Dataset entries on figures:
###

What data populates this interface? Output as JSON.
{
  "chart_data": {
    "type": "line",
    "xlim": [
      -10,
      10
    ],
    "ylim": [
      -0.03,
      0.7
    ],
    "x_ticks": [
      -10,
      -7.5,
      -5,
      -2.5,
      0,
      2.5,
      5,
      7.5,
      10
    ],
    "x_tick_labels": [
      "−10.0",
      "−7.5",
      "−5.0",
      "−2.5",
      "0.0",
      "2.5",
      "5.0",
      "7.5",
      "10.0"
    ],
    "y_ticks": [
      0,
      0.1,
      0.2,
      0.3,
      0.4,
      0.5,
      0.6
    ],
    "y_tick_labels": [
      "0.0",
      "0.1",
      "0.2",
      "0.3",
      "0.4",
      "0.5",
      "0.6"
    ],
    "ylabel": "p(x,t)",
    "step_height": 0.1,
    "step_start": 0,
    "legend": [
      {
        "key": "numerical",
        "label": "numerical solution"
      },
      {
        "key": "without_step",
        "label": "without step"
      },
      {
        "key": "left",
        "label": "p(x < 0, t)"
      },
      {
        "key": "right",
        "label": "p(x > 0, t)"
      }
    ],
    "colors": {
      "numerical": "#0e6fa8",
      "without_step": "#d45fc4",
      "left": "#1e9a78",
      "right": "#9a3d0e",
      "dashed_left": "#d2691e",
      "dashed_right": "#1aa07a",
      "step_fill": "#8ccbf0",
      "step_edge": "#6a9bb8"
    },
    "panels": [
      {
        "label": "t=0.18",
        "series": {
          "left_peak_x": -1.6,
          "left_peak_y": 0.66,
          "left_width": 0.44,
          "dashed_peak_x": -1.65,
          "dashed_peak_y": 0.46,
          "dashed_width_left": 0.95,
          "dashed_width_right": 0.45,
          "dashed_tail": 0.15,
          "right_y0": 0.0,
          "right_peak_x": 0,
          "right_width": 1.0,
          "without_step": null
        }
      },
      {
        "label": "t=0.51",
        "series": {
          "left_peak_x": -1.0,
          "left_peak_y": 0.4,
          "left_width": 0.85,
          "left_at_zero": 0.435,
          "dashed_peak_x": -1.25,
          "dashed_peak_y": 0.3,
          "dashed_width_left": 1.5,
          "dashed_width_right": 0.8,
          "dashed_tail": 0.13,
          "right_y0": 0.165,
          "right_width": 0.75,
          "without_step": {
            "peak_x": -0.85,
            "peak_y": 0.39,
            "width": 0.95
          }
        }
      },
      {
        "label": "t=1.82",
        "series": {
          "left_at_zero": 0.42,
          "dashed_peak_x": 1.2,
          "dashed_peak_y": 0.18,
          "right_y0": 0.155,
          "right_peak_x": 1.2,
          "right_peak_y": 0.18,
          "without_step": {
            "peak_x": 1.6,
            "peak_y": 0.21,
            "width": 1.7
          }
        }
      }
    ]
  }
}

###

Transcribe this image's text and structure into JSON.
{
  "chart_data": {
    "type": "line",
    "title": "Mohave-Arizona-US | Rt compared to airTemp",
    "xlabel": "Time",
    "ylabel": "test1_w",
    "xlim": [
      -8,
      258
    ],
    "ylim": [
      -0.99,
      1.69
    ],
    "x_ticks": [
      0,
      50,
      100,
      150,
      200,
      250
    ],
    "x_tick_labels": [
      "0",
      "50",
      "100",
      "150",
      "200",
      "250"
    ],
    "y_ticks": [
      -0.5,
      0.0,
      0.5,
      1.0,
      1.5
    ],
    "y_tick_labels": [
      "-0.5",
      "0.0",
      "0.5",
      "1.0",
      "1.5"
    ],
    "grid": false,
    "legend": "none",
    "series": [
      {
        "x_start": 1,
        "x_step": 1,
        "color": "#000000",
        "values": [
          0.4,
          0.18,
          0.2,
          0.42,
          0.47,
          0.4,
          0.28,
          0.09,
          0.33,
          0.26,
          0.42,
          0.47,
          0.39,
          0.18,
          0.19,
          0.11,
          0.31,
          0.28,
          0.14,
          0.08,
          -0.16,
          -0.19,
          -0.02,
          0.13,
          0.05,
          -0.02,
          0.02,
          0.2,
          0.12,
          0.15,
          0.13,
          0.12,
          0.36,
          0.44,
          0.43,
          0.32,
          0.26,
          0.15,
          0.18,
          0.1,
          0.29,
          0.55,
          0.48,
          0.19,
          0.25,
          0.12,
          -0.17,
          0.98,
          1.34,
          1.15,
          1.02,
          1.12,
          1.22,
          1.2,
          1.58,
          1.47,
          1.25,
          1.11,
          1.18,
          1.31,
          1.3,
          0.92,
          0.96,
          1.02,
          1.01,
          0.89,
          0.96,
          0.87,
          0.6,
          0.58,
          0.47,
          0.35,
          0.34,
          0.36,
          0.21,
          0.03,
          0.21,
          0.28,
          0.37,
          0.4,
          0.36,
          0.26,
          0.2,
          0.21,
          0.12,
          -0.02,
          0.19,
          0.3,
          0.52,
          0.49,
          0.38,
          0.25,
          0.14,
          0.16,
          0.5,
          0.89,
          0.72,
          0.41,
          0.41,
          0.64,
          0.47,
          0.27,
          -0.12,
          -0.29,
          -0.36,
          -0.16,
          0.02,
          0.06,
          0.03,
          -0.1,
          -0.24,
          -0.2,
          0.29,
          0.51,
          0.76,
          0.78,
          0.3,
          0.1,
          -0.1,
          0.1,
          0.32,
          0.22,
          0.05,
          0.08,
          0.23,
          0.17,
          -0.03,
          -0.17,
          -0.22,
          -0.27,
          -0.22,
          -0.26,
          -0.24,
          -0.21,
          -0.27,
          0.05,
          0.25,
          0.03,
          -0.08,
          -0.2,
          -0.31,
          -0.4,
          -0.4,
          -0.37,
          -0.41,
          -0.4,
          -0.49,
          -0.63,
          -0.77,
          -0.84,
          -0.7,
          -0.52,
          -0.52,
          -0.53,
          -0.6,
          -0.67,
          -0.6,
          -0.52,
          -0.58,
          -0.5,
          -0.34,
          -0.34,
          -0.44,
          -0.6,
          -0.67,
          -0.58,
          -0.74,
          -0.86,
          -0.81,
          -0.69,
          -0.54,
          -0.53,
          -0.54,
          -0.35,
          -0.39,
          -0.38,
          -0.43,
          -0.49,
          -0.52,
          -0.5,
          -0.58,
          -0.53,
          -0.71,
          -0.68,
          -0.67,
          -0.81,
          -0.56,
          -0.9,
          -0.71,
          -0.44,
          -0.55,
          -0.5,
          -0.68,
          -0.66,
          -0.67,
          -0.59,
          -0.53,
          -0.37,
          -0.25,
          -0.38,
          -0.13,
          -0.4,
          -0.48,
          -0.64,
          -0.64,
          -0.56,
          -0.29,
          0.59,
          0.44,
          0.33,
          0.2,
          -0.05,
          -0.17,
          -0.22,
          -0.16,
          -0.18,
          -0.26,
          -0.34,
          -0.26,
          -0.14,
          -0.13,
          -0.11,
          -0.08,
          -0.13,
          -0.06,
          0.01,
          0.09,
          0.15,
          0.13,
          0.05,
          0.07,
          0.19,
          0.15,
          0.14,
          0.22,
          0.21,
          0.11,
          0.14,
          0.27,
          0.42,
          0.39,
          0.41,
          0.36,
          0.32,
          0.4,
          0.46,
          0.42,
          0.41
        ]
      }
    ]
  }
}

###

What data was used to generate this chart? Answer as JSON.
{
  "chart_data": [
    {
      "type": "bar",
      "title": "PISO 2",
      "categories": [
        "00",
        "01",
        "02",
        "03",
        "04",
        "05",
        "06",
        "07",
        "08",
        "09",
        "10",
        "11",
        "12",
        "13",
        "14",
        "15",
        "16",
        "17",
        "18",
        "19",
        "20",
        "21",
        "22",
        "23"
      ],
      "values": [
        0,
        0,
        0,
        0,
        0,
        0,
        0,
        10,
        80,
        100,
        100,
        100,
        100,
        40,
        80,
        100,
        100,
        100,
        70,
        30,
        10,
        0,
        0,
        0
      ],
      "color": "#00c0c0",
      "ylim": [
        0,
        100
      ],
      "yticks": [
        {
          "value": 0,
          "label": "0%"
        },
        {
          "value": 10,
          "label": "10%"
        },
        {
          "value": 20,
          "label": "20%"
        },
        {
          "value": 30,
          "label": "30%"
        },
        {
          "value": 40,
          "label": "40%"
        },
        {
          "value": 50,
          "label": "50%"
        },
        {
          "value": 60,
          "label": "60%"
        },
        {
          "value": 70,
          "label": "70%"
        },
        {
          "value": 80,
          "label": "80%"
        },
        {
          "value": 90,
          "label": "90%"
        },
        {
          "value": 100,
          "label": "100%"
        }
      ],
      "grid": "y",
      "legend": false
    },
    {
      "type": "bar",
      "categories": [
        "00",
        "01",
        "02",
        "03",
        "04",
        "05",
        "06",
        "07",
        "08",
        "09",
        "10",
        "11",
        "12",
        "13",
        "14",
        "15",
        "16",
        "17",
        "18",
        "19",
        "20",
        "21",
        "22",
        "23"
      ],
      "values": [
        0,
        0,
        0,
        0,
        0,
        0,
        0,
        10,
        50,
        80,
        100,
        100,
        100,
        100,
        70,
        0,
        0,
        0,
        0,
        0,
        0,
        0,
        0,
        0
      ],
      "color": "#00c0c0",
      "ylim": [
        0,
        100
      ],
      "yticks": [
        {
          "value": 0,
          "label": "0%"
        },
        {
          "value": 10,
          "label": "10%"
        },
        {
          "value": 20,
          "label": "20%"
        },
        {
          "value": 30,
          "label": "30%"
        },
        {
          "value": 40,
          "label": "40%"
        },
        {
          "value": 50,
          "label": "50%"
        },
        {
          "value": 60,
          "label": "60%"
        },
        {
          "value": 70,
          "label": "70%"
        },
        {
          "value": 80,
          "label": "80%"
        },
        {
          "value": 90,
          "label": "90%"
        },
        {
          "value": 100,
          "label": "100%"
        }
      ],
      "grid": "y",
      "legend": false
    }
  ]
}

###

# What is needed:
Within the records above, how many lines include the word "legend"? State the number by itself.

# Result below:
4